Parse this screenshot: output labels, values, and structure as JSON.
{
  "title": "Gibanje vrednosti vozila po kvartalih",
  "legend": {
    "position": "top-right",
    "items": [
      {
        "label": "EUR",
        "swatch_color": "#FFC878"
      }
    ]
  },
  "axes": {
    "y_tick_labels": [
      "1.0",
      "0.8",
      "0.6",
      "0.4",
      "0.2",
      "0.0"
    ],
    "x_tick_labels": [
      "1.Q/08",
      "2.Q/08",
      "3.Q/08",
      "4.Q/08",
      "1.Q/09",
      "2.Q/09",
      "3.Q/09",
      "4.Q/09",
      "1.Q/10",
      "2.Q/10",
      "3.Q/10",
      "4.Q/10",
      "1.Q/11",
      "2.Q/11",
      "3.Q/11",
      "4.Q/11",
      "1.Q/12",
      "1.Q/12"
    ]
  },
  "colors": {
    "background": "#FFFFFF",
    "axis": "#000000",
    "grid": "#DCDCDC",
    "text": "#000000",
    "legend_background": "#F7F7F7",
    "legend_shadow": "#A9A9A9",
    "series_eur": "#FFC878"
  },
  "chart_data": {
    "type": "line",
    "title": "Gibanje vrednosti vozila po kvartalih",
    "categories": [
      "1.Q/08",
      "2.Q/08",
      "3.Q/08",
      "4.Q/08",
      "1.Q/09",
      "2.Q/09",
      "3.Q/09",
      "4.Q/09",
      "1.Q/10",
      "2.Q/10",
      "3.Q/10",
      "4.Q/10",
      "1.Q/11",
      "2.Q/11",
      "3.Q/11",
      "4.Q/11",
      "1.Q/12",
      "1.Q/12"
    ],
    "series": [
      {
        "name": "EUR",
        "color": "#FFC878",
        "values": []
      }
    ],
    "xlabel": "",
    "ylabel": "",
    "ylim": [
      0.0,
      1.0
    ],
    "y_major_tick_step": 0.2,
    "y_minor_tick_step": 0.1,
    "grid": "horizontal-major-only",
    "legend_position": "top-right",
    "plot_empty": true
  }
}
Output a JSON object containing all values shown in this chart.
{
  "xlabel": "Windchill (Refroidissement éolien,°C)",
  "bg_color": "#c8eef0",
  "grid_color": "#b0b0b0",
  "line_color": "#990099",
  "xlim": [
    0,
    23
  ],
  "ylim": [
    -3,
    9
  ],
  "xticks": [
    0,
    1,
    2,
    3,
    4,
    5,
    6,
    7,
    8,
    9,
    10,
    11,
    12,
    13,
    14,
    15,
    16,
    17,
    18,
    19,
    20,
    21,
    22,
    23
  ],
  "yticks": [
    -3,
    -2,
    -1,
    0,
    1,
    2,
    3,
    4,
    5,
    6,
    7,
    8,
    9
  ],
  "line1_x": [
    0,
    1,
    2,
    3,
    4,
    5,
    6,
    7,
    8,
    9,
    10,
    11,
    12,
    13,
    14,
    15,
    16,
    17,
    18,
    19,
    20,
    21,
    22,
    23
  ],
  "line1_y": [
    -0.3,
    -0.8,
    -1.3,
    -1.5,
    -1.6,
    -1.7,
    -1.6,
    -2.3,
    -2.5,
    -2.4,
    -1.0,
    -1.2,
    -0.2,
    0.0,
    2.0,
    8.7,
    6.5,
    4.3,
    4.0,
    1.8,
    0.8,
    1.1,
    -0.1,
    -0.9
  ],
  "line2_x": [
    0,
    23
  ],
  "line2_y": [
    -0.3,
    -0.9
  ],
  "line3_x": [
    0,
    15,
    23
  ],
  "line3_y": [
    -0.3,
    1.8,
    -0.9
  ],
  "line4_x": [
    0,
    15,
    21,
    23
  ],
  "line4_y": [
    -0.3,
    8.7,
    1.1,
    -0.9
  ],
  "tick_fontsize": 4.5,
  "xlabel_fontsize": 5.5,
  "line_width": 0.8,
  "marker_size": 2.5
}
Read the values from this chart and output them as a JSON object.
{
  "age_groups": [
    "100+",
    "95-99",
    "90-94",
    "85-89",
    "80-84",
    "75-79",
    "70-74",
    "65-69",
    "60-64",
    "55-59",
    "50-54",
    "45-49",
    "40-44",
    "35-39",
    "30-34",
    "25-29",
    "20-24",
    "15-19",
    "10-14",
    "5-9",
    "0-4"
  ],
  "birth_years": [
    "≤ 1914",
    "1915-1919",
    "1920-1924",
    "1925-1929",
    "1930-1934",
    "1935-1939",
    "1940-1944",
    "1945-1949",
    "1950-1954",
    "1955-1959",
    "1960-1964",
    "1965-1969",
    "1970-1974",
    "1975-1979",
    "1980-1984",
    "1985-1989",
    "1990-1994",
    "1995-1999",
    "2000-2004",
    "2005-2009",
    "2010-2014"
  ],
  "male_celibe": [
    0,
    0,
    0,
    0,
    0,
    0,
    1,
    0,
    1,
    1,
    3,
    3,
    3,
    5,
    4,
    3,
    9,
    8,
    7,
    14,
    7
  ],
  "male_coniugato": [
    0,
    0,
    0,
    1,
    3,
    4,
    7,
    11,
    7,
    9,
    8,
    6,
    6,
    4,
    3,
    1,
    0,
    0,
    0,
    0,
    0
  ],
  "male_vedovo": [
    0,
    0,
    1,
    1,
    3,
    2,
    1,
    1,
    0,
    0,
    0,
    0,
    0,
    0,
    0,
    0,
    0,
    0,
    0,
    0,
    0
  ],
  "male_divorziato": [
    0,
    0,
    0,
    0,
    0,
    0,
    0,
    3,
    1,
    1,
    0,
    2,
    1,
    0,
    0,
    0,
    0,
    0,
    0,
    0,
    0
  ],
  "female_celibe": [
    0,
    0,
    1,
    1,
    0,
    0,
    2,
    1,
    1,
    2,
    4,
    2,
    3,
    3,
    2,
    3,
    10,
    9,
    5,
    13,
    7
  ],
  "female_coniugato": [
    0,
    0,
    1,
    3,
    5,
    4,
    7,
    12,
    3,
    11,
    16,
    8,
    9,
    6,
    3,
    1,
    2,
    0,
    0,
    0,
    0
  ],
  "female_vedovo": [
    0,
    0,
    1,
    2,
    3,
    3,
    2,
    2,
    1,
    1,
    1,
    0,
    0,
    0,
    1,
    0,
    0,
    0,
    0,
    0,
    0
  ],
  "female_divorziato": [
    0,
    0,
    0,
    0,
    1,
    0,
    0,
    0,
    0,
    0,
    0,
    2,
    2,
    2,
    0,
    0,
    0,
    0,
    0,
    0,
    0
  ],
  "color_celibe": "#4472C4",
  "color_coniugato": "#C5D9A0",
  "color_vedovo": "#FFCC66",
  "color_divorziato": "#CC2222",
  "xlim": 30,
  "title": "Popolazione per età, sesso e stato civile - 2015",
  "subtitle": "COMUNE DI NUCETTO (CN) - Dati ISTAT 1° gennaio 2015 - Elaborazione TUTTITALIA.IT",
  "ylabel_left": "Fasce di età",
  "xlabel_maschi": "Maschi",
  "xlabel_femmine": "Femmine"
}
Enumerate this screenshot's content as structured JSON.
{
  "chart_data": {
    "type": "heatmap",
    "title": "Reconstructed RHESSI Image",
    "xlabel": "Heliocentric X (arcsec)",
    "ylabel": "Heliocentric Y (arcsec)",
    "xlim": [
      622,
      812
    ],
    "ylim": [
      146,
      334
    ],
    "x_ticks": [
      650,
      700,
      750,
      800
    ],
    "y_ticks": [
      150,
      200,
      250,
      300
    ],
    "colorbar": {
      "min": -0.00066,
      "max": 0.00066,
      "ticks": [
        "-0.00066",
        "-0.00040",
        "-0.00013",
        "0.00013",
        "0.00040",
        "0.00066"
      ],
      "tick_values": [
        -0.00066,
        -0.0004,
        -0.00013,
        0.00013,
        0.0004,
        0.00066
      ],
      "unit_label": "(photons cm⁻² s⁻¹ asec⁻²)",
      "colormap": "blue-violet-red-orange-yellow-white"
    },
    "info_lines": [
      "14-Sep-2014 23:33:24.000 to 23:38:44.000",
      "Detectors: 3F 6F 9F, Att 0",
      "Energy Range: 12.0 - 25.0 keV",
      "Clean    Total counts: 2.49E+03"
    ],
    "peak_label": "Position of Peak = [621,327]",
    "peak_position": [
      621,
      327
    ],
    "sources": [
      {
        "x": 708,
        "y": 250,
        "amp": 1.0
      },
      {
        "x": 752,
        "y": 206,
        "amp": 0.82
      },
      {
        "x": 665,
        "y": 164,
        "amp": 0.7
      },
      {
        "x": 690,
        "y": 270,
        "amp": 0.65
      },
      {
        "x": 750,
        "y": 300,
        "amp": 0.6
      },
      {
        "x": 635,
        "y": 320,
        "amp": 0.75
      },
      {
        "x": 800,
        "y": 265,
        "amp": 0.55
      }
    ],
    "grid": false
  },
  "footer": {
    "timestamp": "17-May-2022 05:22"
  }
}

--*--

■ **Short task**:
Pull out all lines of the data with the string "object".

■ **Complete response**:
Output a JSON object containing all values shown in this chart.
Read the values from this chart and output them as a JSON object.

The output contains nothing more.